___ Stored data ___

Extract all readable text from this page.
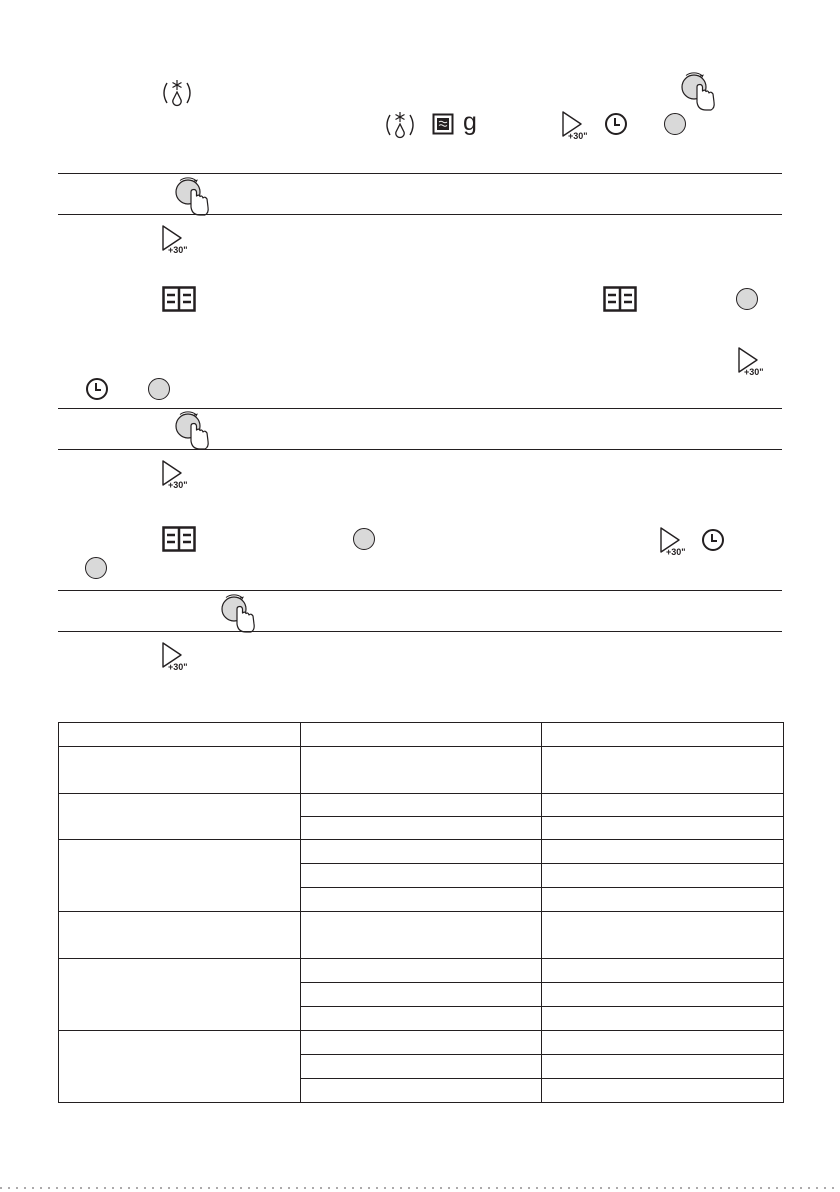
g
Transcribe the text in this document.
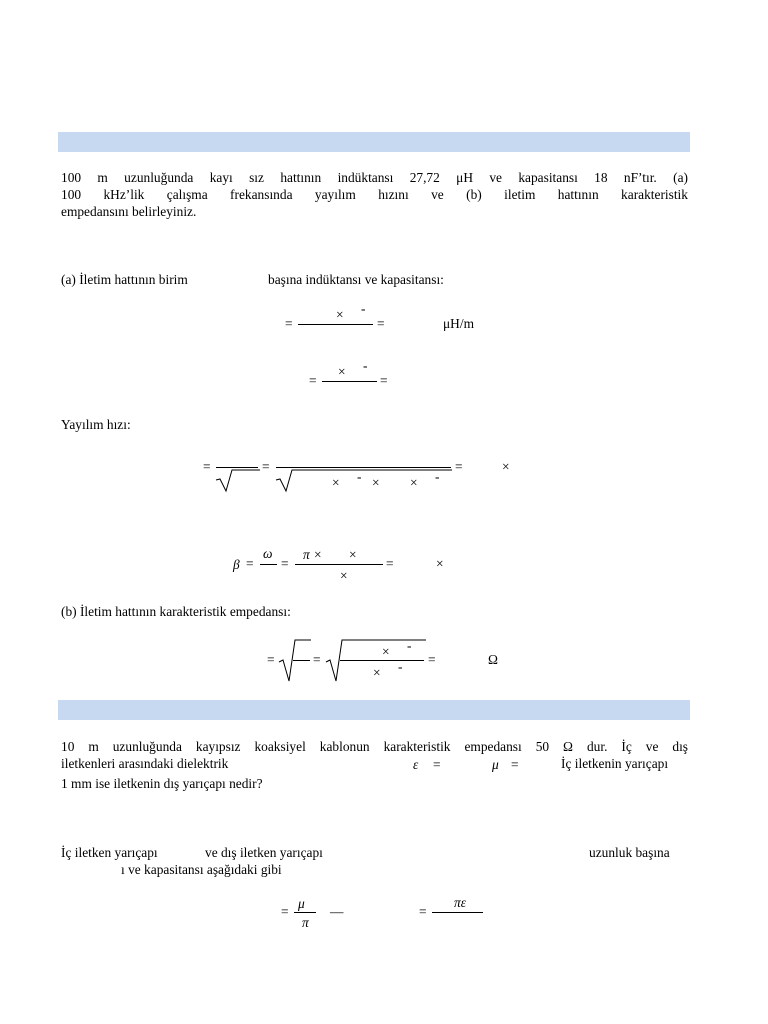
100 m uzunluğunda kayı sız hattının indüktansı 27,72 μH ve kapasitansı 18 nF’tır. (a)
100 kHz’lik çalışma frekansında yayılım hızını ve (b) iletim hattının karakteristik
empedansını belirleyiniz.
(a) İletim hattının birim	başına indüktansı ve kapasitansı:
=
× -
=	μH/m
=
× -
=
Yayılım hızı:
=	=
× - × × -
=	×
β =
ω
=
π × ×
×
=	×
(b) İletim hattının karakteristik empedansı:
=	=
× -
× - =	Ω
10 m uzunluğunda kayıpsız koaksiyel kablonun karakteristik empedansı 50 Ω dur. İç ve dış
iletkenleri arasındaki dielektrik	ε =	μ =	İç iletkenin yarıçapı
1 mm ise iletkenin dış yarıçapı nedir?
İç iletken yarıçapı	ve dış iletken yarıçapı	uzunluk başına
ı ve kapasitansı aşağıdaki gibi
=
μ
π
—	=
πε
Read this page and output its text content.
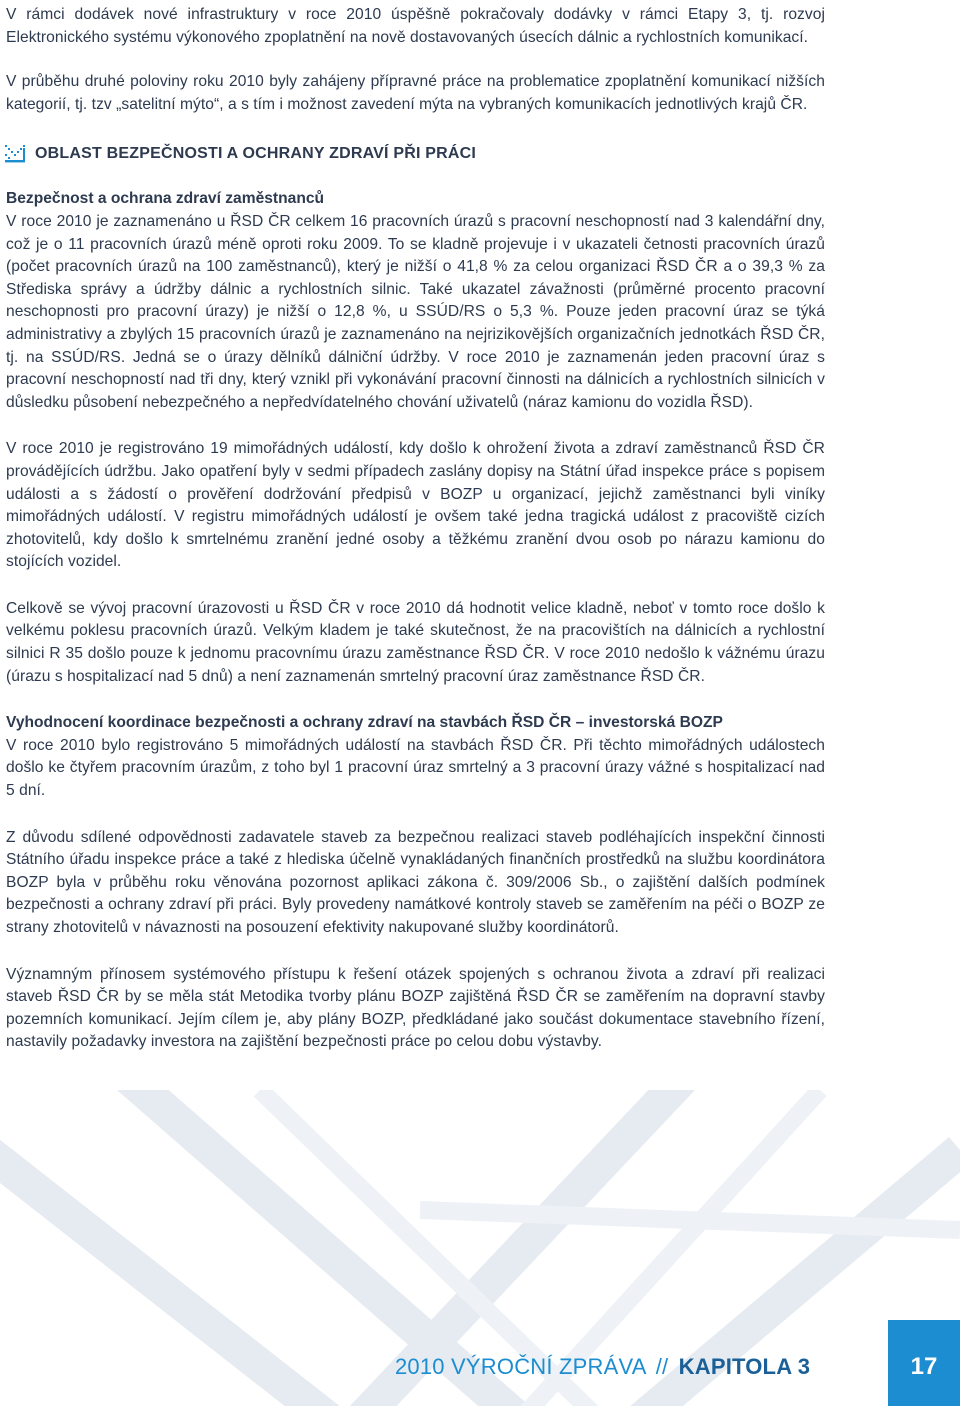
V rámci dodávek nové infrastruktury v roce 2010 úspěšně pokračovaly dodávky v rámci Etapy 3, tj. rozvoj Elektronického systému výkonového zpoplatnění na nově dostavovaných úsecích dálnic a rychlostních komunikací.

V průběhu druhé poloviny roku 2010 byly zahájeny přípravné práce na problematice zpoplatnění komunikací nižších kategorií, tj. tzv „satelitní mýto“, a s tím i možnost zavedení mýta na vybraných komunikacích jednotlivých krajů ČR.

OBLAST BEZPEČNOSTI A OCHRANY ZDRAVÍ PŘI PRÁCI

Bezpečnost a ochrana zdraví zaměstnanců

V roce 2010 je zaznamenáno u ŘSD ČR celkem 16 pracovních úrazů s pracovní neschopností nad 3 kalendářní dny, což je o 11 pracovních úrazů méně oproti roku 2009. To se kladně projevuje i v ukazateli četnosti pracovních úrazů (počet pracovních úrazů na 100 zaměstnanců), který je nižší o 41,8 % za celou organizaci ŘSD ČR a o 39,3 % za Střediska správy a údržby dálnic a rychlostních silnic. Také ukazatel závažnosti (průměrné procento pracovní neschopnosti pro pracovní úrazy) je nižší o 12,8 %, u SSÚD/RS o 5,3 %. Pouze jeden pracovní úraz se týká administrativy a zbylých 15 pracovních úrazů je zaznamenáno na nejrizikovějších organizačních jednotkách ŘSD ČR, tj. na SSÚD/RS. Jedná se o úrazy dělníků dálniční údržby. V roce 2010 je zaznamenán jeden pracovní úraz s pracovní neschopností nad tři dny, který vznikl při vykonávání pracovní činnosti na dálnicích a rychlostních silnicích v důsledku působení nebezpečného a nepředvídatelného chování uživatelů (náraz kamionu do vozidla ŘSD).

V roce 2010 je registrováno 19 mimořádných událostí, kdy došlo k ohrožení života a zdraví zaměstnanců ŘSD ČR provádějících údržbu. Jako opatření byly v sedmi případech zaslány dopisy na Státní úřad inspekce práce s popisem události a s žádostí o prověření dodržování předpisů v BOZP u organizací, jejichž zaměstnanci byli viníky mimořádných událostí. V registru mimořádných událostí je ovšem také jedna tragická událost z pracoviště cizích zhotovitelů, kdy došlo k smrtelnému zranění jedné osoby a těžkému zranění dvou osob po nárazu kamionu do stojících vozidel.

Celkově se vývoj pracovní úrazovosti u ŘSD ČR v roce 2010 dá hodnotit velice kladně, neboť v tomto roce došlo k velkému poklesu pracovních úrazů. Velkým kladem je také skutečnost, že na pracovištích na dálnicích a rychlostní silnici R 35 došlo pouze k jednomu pracovnímu úrazu zaměstnance ŘSD ČR. V roce 2010 nedošlo k vážnému úrazu (úrazu s hospitalizací nad 5 dnů) a není zaznamenán smrtelný pracovní úraz zaměstnance ŘSD ČR.

Vyhodnocení koordinace bezpečnosti a ochrany zdraví na stavbách ŘSD ČR – investorská BOZP

V roce 2010 bylo registrováno 5 mimořádných událostí na stavbách ŘSD ČR. Při těchto mimořádných událostech došlo ke čtyřem pracovním úrazům, z toho byl 1 pracovní úraz smrtelný a 3 pracovní úrazy vážné s hospitalizací nad 5 dní.

Z důvodu sdílené odpovědnosti zadavatele staveb za bezpečnou realizaci staveb podléhajících inspekční činnosti Státního úřadu inspekce práce a také z hlediska účelně vynakládaných finančních prostředků na službu koordinátora BOZP byla v průběhu roku věnována pozornost aplikaci zákona č. 309/2006 Sb., o zajištění dalších podmínek bezpečnosti a ochrany zdraví při práci. Byly provedeny namátkové kontroly staveb se zaměřením na péči o BOZP ze strany zhotovitelů v návaznosti na posouzení efektivity nakupované služby koordinátorů.

Významným přínosem systémového přístupu k řešení otázek spojených s ochranou života a zdraví při realizaci staveb ŘSD ČR by se měla stát Metodika tvorby plánu BOZP zajištěná ŘSD ČR se zaměřením na dopravní stavby pozemních komunikací. Jejím cílem je, aby plány BOZP, předkládané jako součást dokumentace stavebního řízení, nastavily požadavky investora na zajištění bezpečnosti práce po celou dobu výstavby.

2010 VÝROČNÍ ZPRÁVA // KAPITOLA 3	17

___

Exercise brief
Each line above is to be copied verbatim. Drop any image from the copy.

Task answer
Extract all readable text from this page.
g
Transcribe the text in this document.
100 m uzunluğunda kayı sız hattının indüktansı 27,72 μH ve kapasitansı 18 nF’tır. (a)
100 kHz’lik çalışma frekansında yayılım hızını ve (b) iletim hattının karakteristik
empedansını belirleyiniz.
(a) İletim hattının birim	başına indüktansı ve kapasitansı:
=
× -
=	μH/m
=
× -
=
Yayılım hızı:
=	=
× - × × -
=	×
β =
ω
=
π × ×
×
=	×
(b) İletim hattının karakteristik empedansı:
=	=
× -
× - =	Ω
10 m uzunluğunda kayıpsız koaksiyel kablonun karakteristik empedansı 50 Ω dur. İç ve dış
iletkenleri arasındaki dielektrik	ε =	μ =	İç iletkenin yarıçapı
1 mm ise iletkenin dış yarıçapı nedir?
İç iletken yarıçapı	ve dış iletken yarıçapı	uzunluk başına
ı ve kapasitansı aşağıdaki gibi
=
μ
π
—	=
πε
Read this page and output its text content.
V rámci dodávek nové infrastruktury v roce 2010 úspěšně pokračovaly dodávky v rámci Etapy 3, tj. rozvoj Elektronického systému výkonového zpoplatnění na nově dostavovaných úsecích dálnic a rychlostních komunikací.

V průběhu druhé poloviny roku 2010 byly zahájeny přípravné práce na problematice zpoplatnění komunikací nižších kategorií, tj. tzv „satelitní mýto“, a s tím i možnost zavedení mýta na vybraných komunikacích jednotlivých krajů ČR.

OBLAST BEZPEČNOSTI A OCHRANY ZDRAVÍ PŘI PRÁCI

Bezpečnost a ochrana zdraví zaměstnanců

V roce 2010 je zaznamenáno u ŘSD ČR celkem 16 pracovních úrazů s pracovní neschopností nad 3 kalendářní dny, což je o 11 pracovních úrazů méně oproti roku 2009. To se kladně projevuje i v ukazateli četnosti pracovních úrazů (počet pracovních úrazů na 100 zaměstnanců), který je nižší o 41,8 % za celou organizaci ŘSD ČR a o 39,3 % za Střediska správy a údržby dálnic a rychlostních silnic. Také ukazatel závažnosti (průměrné procento pracovní neschopnosti pro pracovní úrazy) je nižší o 12,8 %, u SSÚD/RS o 5,3 %. Pouze jeden pracovní úraz se týká administrativy a zbylých 15 pracovních úrazů je zaznamenáno na nejrizikovějších organizačních jednotkách ŘSD ČR, tj. na SSÚD/RS. Jedná se o úrazy dělníků dálniční údržby. V roce 2010 je zaznamenán jeden pracovní úraz s pracovní neschopností nad tři dny, který vznikl při vykonávání pracovní činnosti na dálnicích a rychlostních silnicích v důsledku působení nebezpečného a nepředvídatelného chování uživatelů (náraz kamionu do vozidla ŘSD).

V roce 2010 je registrováno 19 mimořádných událostí, kdy došlo k ohrožení života a zdraví zaměstnanců ŘSD ČR provádějících údržbu. Jako opatření byly v sedmi případech zaslány dopisy na Státní úřad inspekce práce s popisem události a s žádostí o prověření dodržování předpisů v BOZP u organizací, jejichž zaměstnanci byli viníky mimořádných událostí. V registru mimořádných událostí je ovšem také jedna tragická událost z pracoviště cizích zhotovitelů, kdy došlo k smrtelnému zranění jedné osoby a těžkému zranění dvou osob po nárazu kamionu do stojících vozidel.

Celkově se vývoj pracovní úrazovosti u ŘSD ČR v roce 2010 dá hodnotit velice kladně, neboť v tomto roce došlo k velkému poklesu pracovních úrazů. Velkým kladem je také skutečnost, že na pracovištích na dálnicích a rychlostní silnici R 35 došlo pouze k jednomu pracovnímu úrazu zaměstnance ŘSD ČR. V roce 2010 nedošlo k vážnému úrazu (úrazu s hospitalizací nad 5 dnů) a není zaznamenán smrtelný pracovní úraz zaměstnance ŘSD ČR.

Vyhodnocení koordinace bezpečnosti a ochrany zdraví na stavbách ŘSD ČR – investorská BOZP

V roce 2010 bylo registrováno 5 mimořádných událostí na stavbách ŘSD ČR. Při těchto mimořádných událostech došlo ke čtyřem pracovním úrazům, z toho byl 1 pracovní úraz smrtelný a 3 pracovní úrazy vážné s hospitalizací nad 5 dní.

Z důvodu sdílené odpovědnosti zadavatele staveb za bezpečnou realizaci staveb podléhajících inspekční činnosti Státního úřadu inspekce práce a také z hlediska účelně vynakládaných finančních prostředků na službu koordinátora BOZP byla v průběhu roku věnována pozornost aplikaci zákona č. 309/2006 Sb., o zajištění dalších podmínek bezpečnosti a ochrany zdraví při práci. Byly provedeny namátkové kontroly staveb se zaměřením na péči o BOZP ze strany zhotovitelů v návaznosti na posouzení efektivity nakupované služby koordinátorů.

Významným přínosem systémového přístupu k řešení otázek spojených s ochranou života a zdraví při realizaci staveb ŘSD ČR by se měla stát Metodika tvorby plánu BOZP zajištěná ŘSD ČR se zaměřením na dopravní stavby pozemních komunikací. Jejím cílem je, aby plány BOZP, předkládané jako součást dokumentace stavebního řízení, nastavily požadavky investora na zajištění bezpečnosti práce po celou dobu výstavby.

2010 VÝROČNÍ ZPRÁVA // KAPITOLA 3	17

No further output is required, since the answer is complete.